**WHAT NEEDS TO BE DONE**
Search the material below for the string "detached" and list each line that holds it.

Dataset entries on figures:
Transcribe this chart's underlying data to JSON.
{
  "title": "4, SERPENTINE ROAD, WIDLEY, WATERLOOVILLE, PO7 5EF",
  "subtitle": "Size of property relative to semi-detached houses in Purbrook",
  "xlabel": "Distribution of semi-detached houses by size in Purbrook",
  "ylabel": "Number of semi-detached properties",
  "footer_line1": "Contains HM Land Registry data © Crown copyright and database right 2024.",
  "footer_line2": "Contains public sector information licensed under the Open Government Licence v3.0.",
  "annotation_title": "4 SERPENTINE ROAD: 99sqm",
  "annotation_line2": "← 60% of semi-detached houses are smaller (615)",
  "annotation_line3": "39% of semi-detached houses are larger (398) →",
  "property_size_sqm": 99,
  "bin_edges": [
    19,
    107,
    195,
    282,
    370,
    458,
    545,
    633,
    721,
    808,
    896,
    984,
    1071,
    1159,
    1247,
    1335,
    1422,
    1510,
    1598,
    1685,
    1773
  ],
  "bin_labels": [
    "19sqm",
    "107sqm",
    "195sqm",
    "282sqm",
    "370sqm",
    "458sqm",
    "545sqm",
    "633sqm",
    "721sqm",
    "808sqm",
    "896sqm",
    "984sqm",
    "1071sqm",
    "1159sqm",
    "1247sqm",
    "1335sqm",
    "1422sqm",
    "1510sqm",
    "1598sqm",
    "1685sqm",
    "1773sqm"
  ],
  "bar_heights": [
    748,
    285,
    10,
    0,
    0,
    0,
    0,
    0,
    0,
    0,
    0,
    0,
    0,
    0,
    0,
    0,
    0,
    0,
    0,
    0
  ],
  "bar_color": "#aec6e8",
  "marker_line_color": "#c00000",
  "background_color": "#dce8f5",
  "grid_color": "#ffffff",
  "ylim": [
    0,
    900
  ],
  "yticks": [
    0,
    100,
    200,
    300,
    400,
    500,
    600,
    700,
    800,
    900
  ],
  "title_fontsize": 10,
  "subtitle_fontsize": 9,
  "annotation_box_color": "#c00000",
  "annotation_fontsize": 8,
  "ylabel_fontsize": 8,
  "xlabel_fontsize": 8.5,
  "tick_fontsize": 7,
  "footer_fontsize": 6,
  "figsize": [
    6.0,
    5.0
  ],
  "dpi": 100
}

**WRITTEN SOLUTION**
  "subtitle": "Size of property relative to semi-detached houses in Purbrook",
  "xlabel": "Distribution of semi-detached houses by size in Purbrook",
  "ylabel": "Number of semi-detached properties",
  "annotation_line2": "← 60% of semi-detached houses are smaller (615)",
  "annotation_line3": "39% of semi-detached houses are larger (398) →",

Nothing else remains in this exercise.